[Begin Selected excerpt]

Referring to FIG. 11, in operation 1160, the processor according to an embodiment may obtain content different from the multimedia content matched to the time point corresponding to the selected peak. The processor may obtain the time point corresponding to the selected peak, based on at least one neural network (e.g., the first neural network 151 of FIG. 1), using Equation 1 and/or Equation 2. The corresponding time point may mean a time domain matched from the first time point 451 of FIG. 4 to the second time point 452 of FIG. 4. The different content may include at least one of the pitching video, the catching video, and the batting video. The obtained content different from the multimedia content may be displayed on a display of the electronic device or a display device associated with the electronic device at the instruction of the processor or the electronic device.


According to an embodiment of the present disclosure, the processor, such as processor 110 or electronic device 101 may generate a video snippet or a highlight video based on the identified time point. For example, a video snippet or highlight video may be generated using the video signal synchronized to the audio signal based on the identified time point. In one example, the video snippet or highlight video may include video signal a predetermined time before and after the identified time point. As another example, the generated video may include content different from the multimedia content matched to the identified time point, e.g., content identified in process of FIG. 11. It is understood that the disclosure is not limited thereto.


As described above, the processor of the electronic device according to an embodiment may group a video into a video in a unit of shot or shots based on a neural network. The processor may obtain pitching video information, using a video signal included in the video based on another neural network, by receiving some of the grouped video in a unit of shot or shots. The processor may adjust the obtained pitching video information based on the other neural network, using the audio signal included in the video. The processor may provide the adjusted pitching video information to a user.


According to an embodiment, an electronic device may comprise memory for storing instructions, and at least one processor operably coupled to the memory. The at least one processor, when the instructions are executed, is configured to receive a request for detecting a time point when a designated motion is captured from multimedia content. The at least one processor is configured to obtain a distribution of probabilities that the designated motion is performed in a time domain, based on an audio signal in the multimedia content. The at least one processor is configured to, based on identifying a plurality of peak values within the distribution of probabilities, obtain a single time point when the designated motion is captured, from among a plurality of time points corresponding to the plurality of peak values, using a video signal synchronized to the audio signal, in the multimedia content.

[End Selected excerpt]

**The problem**
Write the next part of the passage about finding the time point of a designated motion in multimedia content, picking up after its final sentence.

[Begin Supplied records]

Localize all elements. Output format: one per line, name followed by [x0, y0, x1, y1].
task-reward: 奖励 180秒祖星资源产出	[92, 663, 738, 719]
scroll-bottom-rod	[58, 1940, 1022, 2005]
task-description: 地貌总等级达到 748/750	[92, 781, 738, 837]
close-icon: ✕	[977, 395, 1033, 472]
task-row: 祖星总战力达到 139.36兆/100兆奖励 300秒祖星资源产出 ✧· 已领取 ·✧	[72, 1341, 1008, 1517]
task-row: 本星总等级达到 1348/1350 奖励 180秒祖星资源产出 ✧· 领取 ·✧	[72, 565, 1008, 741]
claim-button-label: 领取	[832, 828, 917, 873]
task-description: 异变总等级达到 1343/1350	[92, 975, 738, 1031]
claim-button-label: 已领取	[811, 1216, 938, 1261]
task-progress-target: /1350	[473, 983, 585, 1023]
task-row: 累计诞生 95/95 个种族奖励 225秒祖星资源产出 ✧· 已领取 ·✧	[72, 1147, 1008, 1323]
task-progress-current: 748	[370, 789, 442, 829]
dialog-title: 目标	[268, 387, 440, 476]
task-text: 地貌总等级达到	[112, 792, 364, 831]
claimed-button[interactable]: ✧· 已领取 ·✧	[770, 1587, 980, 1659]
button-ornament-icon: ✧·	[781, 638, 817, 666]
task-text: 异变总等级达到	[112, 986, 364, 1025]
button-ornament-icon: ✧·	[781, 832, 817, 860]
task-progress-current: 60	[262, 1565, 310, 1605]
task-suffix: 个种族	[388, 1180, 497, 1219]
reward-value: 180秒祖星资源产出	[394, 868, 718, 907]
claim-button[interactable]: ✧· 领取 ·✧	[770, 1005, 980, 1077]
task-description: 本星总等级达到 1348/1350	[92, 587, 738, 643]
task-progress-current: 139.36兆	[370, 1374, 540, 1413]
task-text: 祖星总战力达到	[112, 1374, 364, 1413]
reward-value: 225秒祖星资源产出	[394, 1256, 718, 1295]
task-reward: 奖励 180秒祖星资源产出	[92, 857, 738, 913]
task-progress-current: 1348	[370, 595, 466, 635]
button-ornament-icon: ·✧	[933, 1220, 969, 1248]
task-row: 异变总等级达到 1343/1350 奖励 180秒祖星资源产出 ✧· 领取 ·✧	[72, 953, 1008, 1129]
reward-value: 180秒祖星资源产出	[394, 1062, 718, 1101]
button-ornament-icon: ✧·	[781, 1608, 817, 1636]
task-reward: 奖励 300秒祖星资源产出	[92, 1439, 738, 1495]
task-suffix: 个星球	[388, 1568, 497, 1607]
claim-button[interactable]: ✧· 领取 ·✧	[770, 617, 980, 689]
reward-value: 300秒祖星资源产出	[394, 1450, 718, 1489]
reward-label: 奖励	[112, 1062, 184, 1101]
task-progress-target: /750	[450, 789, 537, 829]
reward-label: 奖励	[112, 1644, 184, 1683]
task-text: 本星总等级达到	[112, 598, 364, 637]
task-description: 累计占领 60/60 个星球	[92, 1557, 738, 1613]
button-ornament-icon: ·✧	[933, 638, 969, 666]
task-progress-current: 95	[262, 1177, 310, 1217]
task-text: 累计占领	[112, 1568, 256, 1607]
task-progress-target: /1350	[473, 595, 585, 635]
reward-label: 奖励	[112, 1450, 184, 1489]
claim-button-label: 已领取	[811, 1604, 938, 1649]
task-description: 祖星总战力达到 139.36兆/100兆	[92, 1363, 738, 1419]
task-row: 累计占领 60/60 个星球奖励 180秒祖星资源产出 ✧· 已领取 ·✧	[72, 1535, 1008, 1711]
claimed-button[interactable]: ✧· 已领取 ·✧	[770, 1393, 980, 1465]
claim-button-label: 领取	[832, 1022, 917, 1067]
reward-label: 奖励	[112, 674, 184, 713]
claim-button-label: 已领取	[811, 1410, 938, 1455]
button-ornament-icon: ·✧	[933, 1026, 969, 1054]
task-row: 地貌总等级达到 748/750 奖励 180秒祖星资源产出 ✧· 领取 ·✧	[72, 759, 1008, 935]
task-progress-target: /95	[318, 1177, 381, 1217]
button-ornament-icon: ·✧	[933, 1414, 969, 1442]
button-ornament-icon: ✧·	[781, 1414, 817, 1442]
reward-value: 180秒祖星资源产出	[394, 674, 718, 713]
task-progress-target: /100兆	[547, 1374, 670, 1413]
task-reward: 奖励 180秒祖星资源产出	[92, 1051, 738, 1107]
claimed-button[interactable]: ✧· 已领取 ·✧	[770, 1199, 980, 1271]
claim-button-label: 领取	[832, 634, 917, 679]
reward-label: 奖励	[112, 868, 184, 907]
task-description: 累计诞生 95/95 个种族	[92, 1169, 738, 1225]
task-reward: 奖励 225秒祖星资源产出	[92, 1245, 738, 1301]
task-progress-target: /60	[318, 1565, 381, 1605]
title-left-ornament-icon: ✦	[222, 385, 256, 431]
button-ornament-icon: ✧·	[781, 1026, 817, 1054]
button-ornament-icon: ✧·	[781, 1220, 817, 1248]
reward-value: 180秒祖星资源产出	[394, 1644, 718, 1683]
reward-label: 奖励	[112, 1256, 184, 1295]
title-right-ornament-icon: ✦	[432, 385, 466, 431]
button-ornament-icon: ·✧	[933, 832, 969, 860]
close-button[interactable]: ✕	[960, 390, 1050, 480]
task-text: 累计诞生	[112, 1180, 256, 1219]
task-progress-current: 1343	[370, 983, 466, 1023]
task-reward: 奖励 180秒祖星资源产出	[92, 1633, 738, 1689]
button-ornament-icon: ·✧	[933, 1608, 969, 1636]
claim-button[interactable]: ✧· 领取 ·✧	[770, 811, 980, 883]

[End Supplied records]

**Result**
For example, at least one peak value from among the plurality of peak values, matches to the largest value from among a plurality of values included between a first time point and a second time point matching to a threshold value within the distribution of probabilities. The at least one processor, when the instructions are executed, may be configured to obtain the distribution of probabilities corresponding to the time domain using probabilities where the plurality of peak values is identified, included in characteristic information, based on the audio signal, using a neural network.


For example, the neural network may be a first neural network. The at least one processor, when the instructions are executed, may be configured to, using a second neural network different from the first neural network, obtain the video signal, based on identifying at least one of a trajectory of a ball, a position of a glove, home plate, or a strike zone, from the multimedia content.


For example, the characteristic information may be based on at least one of frequency or amplitude of the audio signal, from the audio signal, in the time domain.


For example, the first time point may be a time point when a slope of the distribution of probabilities is positive. The second time point may be a time point when a slope of the distribution of probabilities is negative.


For example, the at least one processor, when the instructions are executed, may be configured to obtain content different from the multimedia content, segmented from the video signal during time from the first time point to the second time point. The time may include a single time point when the designated motion is captured.


For example, the at least one processor, when the instructions are executed, may be configured to obtain at least one of a pitching screen or a catching screen from the multimedia content using a third neural network.


For example, at least one peak value from among the plurality of peak values may correspond to a time point when sound that is caused by contact of a ball with an external object including a glove or a bat, included in the video signal is captured. The designated motion may include a motion of throwing the ball, or a motion of the ball contacting the glove or the bat.


For example, the at least one processor, when the instructions are executed, may be configured to identify at least one value below a threshold value within the distribution of probabilities, from the video signal. The at least one processor may be configured to identify, in the time domain, the largest value from the at least one value below the threshold value included in the characteristic information, as a peak value. The at least one processor, when the instructions are executed, may be configured to obtain a time point corresponding to the identified peak value.


For example, the at least one processor, when the instructions are executed, may be configured to identify one peak value exceeding a threshold value within the distribution of probabilities, from the video signal. The at least one processor, when the instructions are executed, may be configured to obtain a time point corresponding to the one peak value.


According to an embodiment, a method of an electronic device may comprise receiving a request for detecting a time point when a designated motion is captured from multimedia content. The method of the electronic device may comprise obtaining a distribution of probabilities that the designated motion is performed in a time domain, based on an audio signal in the multimedia content. The method of the electronic device may comprise, based on identifying a plurality of peak values within the distribution of probabilities, obtaining a single time point when the designated motion is captured, from among a plurality of time points corresponding to the plurality of peak values, using a video signal synchronized to the audio signal, in the multimedia content.


For example, at least one peak value from among the plurality of peak values, may match to the largest value from among a plurality of values included between a first time point and a second time point matching to a threshold value within the distribution of probabilities. The method of the electronic device may comprise obtaining the distribution of probabilities corresponding to the time domain using probabilities where the plurality of peak values is identified, included in characteristic information, based on the audio signal, using a neural network.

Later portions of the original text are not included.